(Short exercise 1) Rewrite the entries as a JSON list of strings, one per line with blank lines omitted, starting at the line containing "y-tick-label: 285: [30, 37, 62, 52]" and ending with the last line of the entries.

(Document excerpt)

* Modest take-up bolsters chances of buying state bonds
* Result comes as inflation in France turns negative
* Increases pressure on ECB to take dramatic action (Recasts, adds detail)
By John O’Donnell and Paul Carrel
FRANKFURT, Dec 11 (Reuters) - The European Central Bank’s second offering of almost zero-cost loans to banks drew only tepid interest on Thursday, underlining fragile confidence in the euro zone economy and making ECB money-printing appear all but inevitable.
Banks have taken barely more than half the 400 billion euros ($498.28 billion) of loans on offer this year, dealing a heavy blow to the ECB’s plan to avert a downward spiral in euro zone growth and inflation.
Unlike previous such loans, the money cannot be easily parked at the ECB and banks are supposed to lend it on, making it a litmus test of their confidence in borrowers such as small companies, the euro zone’s economic backbone. Banks say credit demand is also weak.
The low take-up in part highlights a darkening mood among lenders, as even mighty China sees its growth slow and the 18-country currency bloc’s economy grinds almost to a halt.
Benoit Coeure, who sits on the ECB’s Executive Board, said the loans would help “improve banks’ access to longer-term liquidity”.
“Together with our other measures they create conditions that stimulate credit growth,” he said.
But many analysts are sceptical that this will happen because they say banks may in part use the fresh credit to repay previous ECB loans.

(Extracted records)

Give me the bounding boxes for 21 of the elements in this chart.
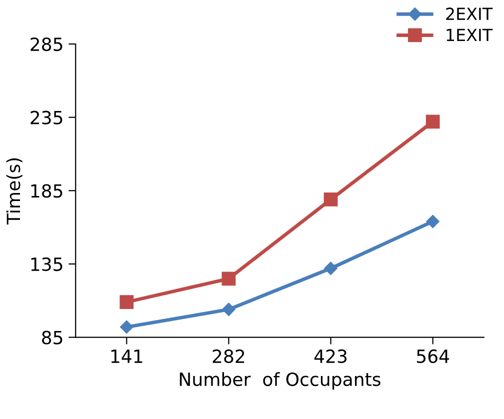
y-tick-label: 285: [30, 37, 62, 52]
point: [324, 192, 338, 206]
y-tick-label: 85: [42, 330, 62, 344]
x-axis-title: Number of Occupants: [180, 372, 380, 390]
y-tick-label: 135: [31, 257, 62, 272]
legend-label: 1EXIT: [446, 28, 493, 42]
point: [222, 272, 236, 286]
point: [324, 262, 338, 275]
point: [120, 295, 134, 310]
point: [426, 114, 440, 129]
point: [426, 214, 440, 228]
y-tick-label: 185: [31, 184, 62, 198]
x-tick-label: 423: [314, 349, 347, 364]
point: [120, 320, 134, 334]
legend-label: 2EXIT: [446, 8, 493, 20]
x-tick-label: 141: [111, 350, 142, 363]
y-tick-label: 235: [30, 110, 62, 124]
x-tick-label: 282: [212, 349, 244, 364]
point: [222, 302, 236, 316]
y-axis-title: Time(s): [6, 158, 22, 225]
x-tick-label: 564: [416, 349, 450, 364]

(Short exercise 2) According to the article on the ECB's loans to banks, why does the take-up of these loans serve as a litmus test of banks' confidence in borrowers?

(Correct result 1)
[
  "y-tick-label: 285: [30, 37, 62, 52]",
  "point: [324, 192, 338, 206]",
  "y-tick-label: 85: [42, 330, 62, 344]",
  "x-axis-title: Number of Occupants: [180, 372, 380, 390]",
  "y-tick-label: 135: [31, 257, 62, 272]",
  "legend-label: 1EXIT: [446, 28, 493, 42]",
  "point: [222, 272, 236, 286]",
  "point: [324, 262, 338, 275]",
  "point: [120, 295, 134, 310]",
  "point: [426, 114, 440, 129]",
  "point: [426, 214, 440, 228]",
  "y-tick-label: 185: [31, 184, 62, 198]",
  "x-tick-label: 423: [314, 349, 347, 364]",
  "point: [120, 320, 134, 334]",
  "legend-label: 2EXIT: [446, 8, 493, 20]",
  "x-tick-label: 141: [111, 350, 142, 363]",
  "y-tick-label: 235: [30, 110, 62, 124]",
  "x-tick-label: 282: [212, 349, 244, 364]",
  "point: [222, 302, 236, 316]",
  "y-axis-title: Time(s): [6, 158, 22, 225]",
  "x-tick-label: 564: [416, 349, 450, 364]"
]

(Correct result 2) Unlike previous such loans, this money cannot easily be parked at the ECB, and banks are supposed to lend it on. How much they take up therefore reflects their confidence in borrowers such as small companies.